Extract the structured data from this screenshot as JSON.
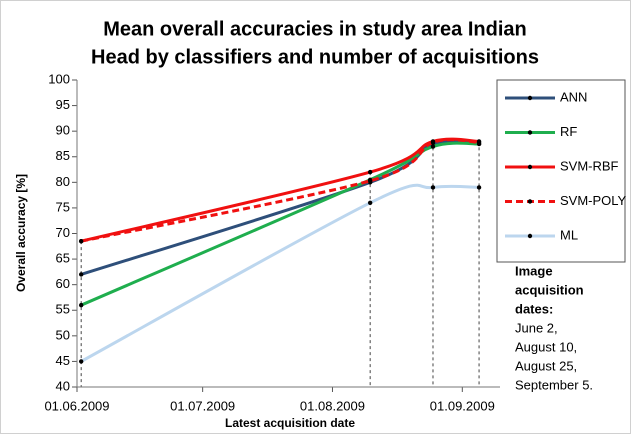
{
  "chart_data": {
    "type": "line",
    "title": [
      "Mean overall accuracies in study area Indian",
      "Head by classifiers and number of acquisitions"
    ],
    "x_label": "Latest acquisition date",
    "y_label": "Overall accuracy [%]",
    "x": [
      "02.06.2009",
      "10.08.2009",
      "25.08.2009",
      "05.09.2009"
    ],
    "xlim": [
      "01.06.2009",
      "10.09.2009"
    ],
    "xticks": [
      "01.06.2009",
      "01.07.2009",
      "01.08.2009",
      "01.09.2009"
    ],
    "ylim": [
      40,
      100
    ],
    "yticks": [
      40,
      45,
      50,
      55,
      60,
      65,
      70,
      75,
      80,
      85,
      90,
      95,
      100
    ],
    "smooth": true,
    "drop_lines": true,
    "series": [
      {
        "name": "ANN",
        "color": "#2e4f7a",
        "dashed": false,
        "values": [
          62,
          80,
          87.5,
          87.5
        ]
      },
      {
        "name": "RF",
        "color": "#1fae4e",
        "dashed": false,
        "values": [
          56,
          80.5,
          87,
          87.5
        ]
      },
      {
        "name": "SVM-RBF",
        "color": "#f01010",
        "dashed": false,
        "values": [
          68.5,
          82,
          88,
          88
        ]
      },
      {
        "name": "SVM-POLY",
        "color": "#f01010",
        "dashed": true,
        "values": [
          68.5,
          80.3,
          87.8,
          87.8
        ]
      },
      {
        "name": "ML",
        "color": "#bcd6ee",
        "dashed": false,
        "values": [
          45,
          76,
          79,
          79
        ]
      }
    ],
    "annotation": {
      "title": [
        "Image",
        "acquisition",
        "dates:"
      ],
      "lines": [
        "June 2,",
        "August 10,",
        "August 25,",
        "September 5."
      ]
    }
  }
}
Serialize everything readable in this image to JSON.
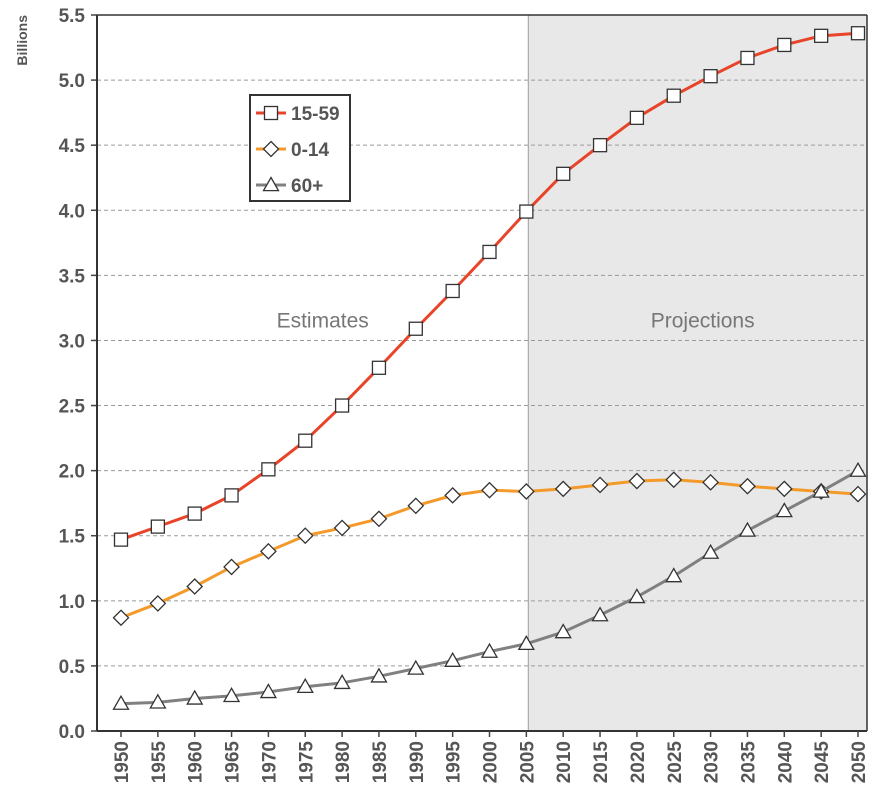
{
  "chart_data": {
    "type": "line",
    "title": "",
    "xlabel": "",
    "ylabel": "Billions",
    "ylim": [
      0,
      5.5
    ],
    "y_ticks": [
      "0.0",
      "0.5",
      "1.0",
      "1.5",
      "2.0",
      "2.5",
      "3.0",
      "3.5",
      "4.0",
      "4.5",
      "5.0",
      "5.5"
    ],
    "y_tick_values": [
      0,
      0.5,
      1.0,
      1.5,
      2.0,
      2.5,
      3.0,
      3.5,
      4.0,
      4.5,
      5.0,
      5.5
    ],
    "x": [
      1950,
      1955,
      1960,
      1965,
      1970,
      1975,
      1980,
      1985,
      1990,
      1995,
      2000,
      2005,
      2010,
      2015,
      2020,
      2025,
      2030,
      2035,
      2040,
      2045,
      2050
    ],
    "x_tick_labels": [
      "1950",
      "1955",
      "1960",
      "1965",
      "1970",
      "1975",
      "1980",
      "1985",
      "1990",
      "1995",
      "2000",
      "2005",
      "2010",
      "2015",
      "2020",
      "2025",
      "2030",
      "2035",
      "2040",
      "2045",
      "2050"
    ],
    "grid": true,
    "legend_position": "top-left",
    "series": [
      {
        "name": "15-59",
        "marker": "square",
        "color": "#e8442a",
        "values": [
          1.47,
          1.57,
          1.67,
          1.81,
          2.01,
          2.23,
          2.5,
          2.79,
          3.09,
          3.38,
          3.68,
          3.99,
          4.28,
          4.5,
          4.71,
          4.88,
          5.03,
          5.17,
          5.27,
          5.34,
          5.36
        ]
      },
      {
        "name": "0-14",
        "marker": "diamond",
        "color": "#f39a2b",
        "values": [
          0.87,
          0.98,
          1.11,
          1.26,
          1.38,
          1.5,
          1.56,
          1.63,
          1.73,
          1.81,
          1.85,
          1.84,
          1.86,
          1.89,
          1.92,
          1.93,
          1.91,
          1.88,
          1.86,
          1.84,
          1.82
        ]
      },
      {
        "name": "60+",
        "marker": "triangle",
        "color": "#808080",
        "values": [
          0.21,
          0.22,
          0.25,
          0.27,
          0.3,
          0.34,
          0.37,
          0.42,
          0.48,
          0.54,
          0.61,
          0.67,
          0.76,
          0.89,
          1.03,
          1.19,
          1.37,
          1.54,
          1.69,
          1.84,
          2.0
        ]
      }
    ],
    "annotations": [
      {
        "text": "Estimates",
        "region": "estimates"
      },
      {
        "text": "Projections",
        "region": "projections"
      }
    ],
    "projection_start_x": 2005,
    "projection_shade": "#e8e8e8"
  }
}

◆ ◆ ◆

▶ WORK TO COMPLETE:
Exclude the pictures. Write out the remaining data exactly.

▶ FINISHED EXERCISE:
Extract the structured data from this screenshot as JSON.
{
  "chart_data": {
    "type": "line",
    "title": [
      "Mean overall accuracies in study area Indian",
      "Head by classifiers and number of acquisitions"
    ],
    "x_label": "Latest acquisition date",
    "y_label": "Overall accuracy [%]",
    "x": [
      "02.06.2009",
      "10.08.2009",
      "25.08.2009",
      "05.09.2009"
    ],
    "xlim": [
      "01.06.2009",
      "10.09.2009"
    ],
    "xticks": [
      "01.06.2009",
      "01.07.2009",
      "01.08.2009",
      "01.09.2009"
    ],
    "ylim": [
      40,
      100
    ],
    "yticks": [
      40,
      45,
      50,
      55,
      60,
      65,
      70,
      75,
      80,
      85,
      90,
      95,
      100
    ],
    "smooth": true,
    "drop_lines": true,
    "series": [
      {
        "name": "ANN",
        "color": "#2e4f7a",
        "dashed": false,
        "values": [
          62,
          80,
          87.5,
          87.5
        ]
      },
      {
        "name": "RF",
        "color": "#1fae4e",
        "dashed": false,
        "values": [
          56,
          80.5,
          87,
          87.5
        ]
      },
      {
        "name": "SVM-RBF",
        "color": "#f01010",
        "dashed": false,
        "values": [
          68.5,
          82,
          88,
          88
        ]
      },
      {
        "name": "SVM-POLY",
        "color": "#f01010",
        "dashed": true,
        "values": [
          68.5,
          80.3,
          87.8,
          87.8
        ]
      },
      {
        "name": "ML",
        "color": "#bcd6ee",
        "dashed": false,
        "values": [
          45,
          76,
          79,
          79
        ]
      }
    ],
    "annotation": {
      "title": [
        "Image",
        "acquisition",
        "dates:"
      ],
      "lines": [
        "June 2,",
        "August 10,",
        "August 25,",
        "September 5."
      ]
    }
  }
}
Serialize everything readable in this image to JSON.
{
  "chart_data": {
    "type": "line",
    "title": "",
    "xlabel": "",
    "ylabel": "Billions",
    "ylim": [
      0,
      5.5
    ],
    "y_ticks": [
      "0.0",
      "0.5",
      "1.0",
      "1.5",
      "2.0",
      "2.5",
      "3.0",
      "3.5",
      "4.0",
      "4.5",
      "5.0",
      "5.5"
    ],
    "y_tick_values": [
      0,
      0.5,
      1.0,
      1.5,
      2.0,
      2.5,
      3.0,
      3.5,
      4.0,
      4.5,
      5.0,
      5.5
    ],
    "x": [
      1950,
      1955,
      1960,
      1965,
      1970,
      1975,
      1980,
      1985,
      1990,
      1995,
      2000,
      2005,
      2010,
      2015,
      2020,
      2025,
      2030,
      2035,
      2040,
      2045,
      2050
    ],
    "x_tick_labels": [
      "1950",
      "1955",
      "1960",
      "1965",
      "1970",
      "1975",
      "1980",
      "1985",
      "1990",
      "1995",
      "2000",
      "2005",
      "2010",
      "2015",
      "2020",
      "2025",
      "2030",
      "2035",
      "2040",
      "2045",
      "2050"
    ],
    "grid": true,
    "legend_position": "top-left",
    "series": [
      {
        "name": "15-59",
        "marker": "square",
        "color": "#e8442a",
        "values": [
          1.47,
          1.57,
          1.67,
          1.81,
          2.01,
          2.23,
          2.5,
          2.79,
          3.09,
          3.38,
          3.68,
          3.99,
          4.28,
          4.5,
          4.71,
          4.88,
          5.03,
          5.17,
          5.27,
          5.34,
          5.36
        ]
      },
      {
        "name": "0-14",
        "marker": "diamond",
        "color": "#f39a2b",
        "values": [
          0.87,
          0.98,
          1.11,
          1.26,
          1.38,
          1.5,
          1.56,
          1.63,
          1.73,
          1.81,
          1.85,
          1.84,
          1.86,
          1.89,
          1.92,
          1.93,
          1.91,
          1.88,
          1.86,
          1.84,
          1.82
        ]
      },
      {
        "name": "60+",
        "marker": "triangle",
        "color": "#808080",
        "values": [
          0.21,
          0.22,
          0.25,
          0.27,
          0.3,
          0.34,
          0.37,
          0.42,
          0.48,
          0.54,
          0.61,
          0.67,
          0.76,
          0.89,
          1.03,
          1.19,
          1.37,
          1.54,
          1.69,
          1.84,
          2.0
        ]
      }
    ],
    "annotations": [
      {
        "text": "Estimates",
        "region": "estimates"
      },
      {
        "text": "Projections",
        "region": "projections"
      }
    ],
    "projection_start_x": 2005,
    "projection_shade": "#e8e8e8"
  }
}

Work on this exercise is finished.